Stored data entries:

※ ※ ※

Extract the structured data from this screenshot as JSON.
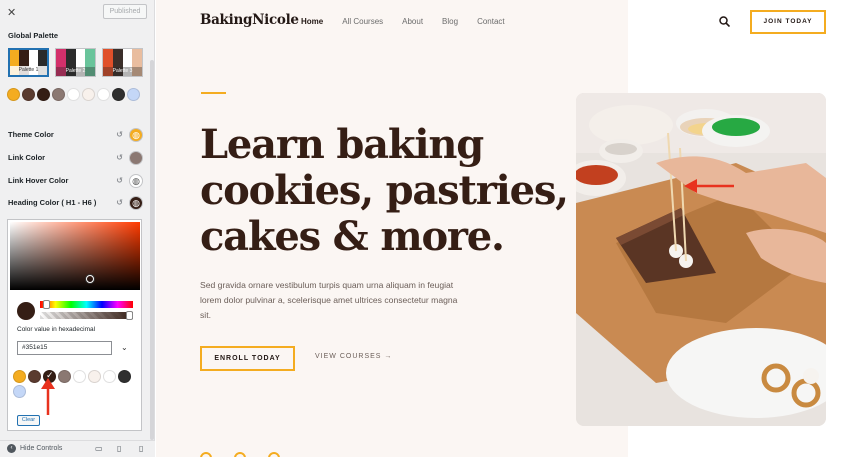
{
  "panel": {
    "close_glyph": "✕",
    "published_label": "Published",
    "global_palette_title": "Global Palette",
    "palettes": [
      {
        "label": "Palette 1",
        "colors": [
          "#f4ac20",
          "#351e15",
          "#ffffff",
          "#2a2a2a"
        ]
      },
      {
        "label": "Palette 2",
        "colors": [
          "#d3306b",
          "#2b2b2b",
          "#ffffff",
          "#69c49b"
        ]
      },
      {
        "label": "Palette 3",
        "colors": [
          "#e0502a",
          "#3b2f2a",
          "#ffffff",
          "#e9bd9f"
        ]
      }
    ],
    "swatches": [
      "#f4ac20",
      "#5a3b2f",
      "#351e15",
      "#8b7872",
      "#ffffff",
      "#f8f1ec",
      "#ffffff",
      "#2f2f2f",
      "#c4d7f7"
    ],
    "color_settings": [
      {
        "label": "Theme Color",
        "color": "#f4ac20",
        "icon": "globe-icon"
      },
      {
        "label": "Link Color",
        "color": "#8b7872",
        "icon": ""
      },
      {
        "label": "Link Hover Color",
        "color": "#ffffff",
        "icon": "globe-icon"
      },
      {
        "label": "Heading Color ( H1 - H6 )",
        "color": "#351e15",
        "icon": "globe-icon"
      }
    ],
    "reset_glyph": "↺",
    "picker": {
      "hex_label": "Color value in hexadecimal",
      "hex_value": "#351e15",
      "selected_index": 2,
      "clear_label": "Clear"
    },
    "hide_controls_label": "Hide Controls"
  },
  "site": {
    "logo": "BakingNicole",
    "nav": [
      "Home",
      "All Courses",
      "About",
      "Blog",
      "Contact"
    ],
    "join_label": "JOIN TODAY",
    "hero_lines": [
      "Learn baking",
      "cookies, pastries,",
      "cakes & more."
    ],
    "paragraph": "Sed gravida ornare vestibulum turpis quam urna aliquam in feugiat lorem dolor pulvinar a, scelerisque amet ultrices consectetur magna sit.",
    "enroll_label": "ENROLL TODAY",
    "view_label": "VIEW COURSES →"
  },
  "colors": {
    "accent": "#f4ac20",
    "heading": "#351e15",
    "annotation_arrow": "#e8321e"
  }
}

※ ※ ※

Task brief:
Omit the pictures, then output the rest of the listing exactly.

Solution to this exercise:
Extract the structured data from this screenshot as JSON.
{
  "panel": {
    "close_glyph": "✕",
    "published_label": "Published",
    "global_palette_title": "Global Palette",
    "palettes": [
      {
        "label": "Palette 1",
        "colors": [
          "#f4ac20",
          "#351e15",
          "#ffffff",
          "#2a2a2a"
        ]
      },
      {
        "label": "Palette 2",
        "colors": [
          "#d3306b",
          "#2b2b2b",
          "#ffffff",
          "#69c49b"
        ]
      },
      {
        "label": "Palette 3",
        "colors": [
          "#e0502a",
          "#3b2f2a",
          "#ffffff",
          "#e9bd9f"
        ]
      }
    ],
    "swatches": [
      "#f4ac20",
      "#5a3b2f",
      "#351e15",
      "#8b7872",
      "#ffffff",
      "#f8f1ec",
      "#ffffff",
      "#2f2f2f",
      "#c4d7f7"
    ],
    "color_settings": [
      {
        "label": "Theme Color",
        "color": "#f4ac20",
        "icon": "globe-icon"
      },
      {
        "label": "Link Color",
        "color": "#8b7872",
        "icon": ""
      },
      {
        "label": "Link Hover Color",
        "color": "#ffffff",
        "icon": "globe-icon"
      },
      {
        "label": "Heading Color ( H1 - H6 )",
        "color": "#351e15",
        "icon": "globe-icon"
      }
    ],
    "reset_glyph": "↺",
    "picker": {
      "hex_label": "Color value in hexadecimal",
      "hex_value": "#351e15",
      "selected_index": 2,
      "clear_label": "Clear"
    },
    "hide_controls_label": "Hide Controls"
  },
  "site": {
    "logo": "BakingNicole",
    "nav": [
      "Home",
      "All Courses",
      "About",
      "Blog",
      "Contact"
    ],
    "join_label": "JOIN TODAY",
    "hero_lines": [
      "Learn baking",
      "cookies, pastries,",
      "cakes & more."
    ],
    "paragraph": "Sed gravida ornare vestibulum turpis quam urna aliquam in feugiat lorem dolor pulvinar a, scelerisque amet ultrices consectetur magna sit.",
    "enroll_label": "ENROLL TODAY",
    "view_label": "VIEW COURSES →"
  },
  "colors": {
    "accent": "#f4ac20",
    "heading": "#351e15",
    "annotation_arrow": "#e8321e"
  }
}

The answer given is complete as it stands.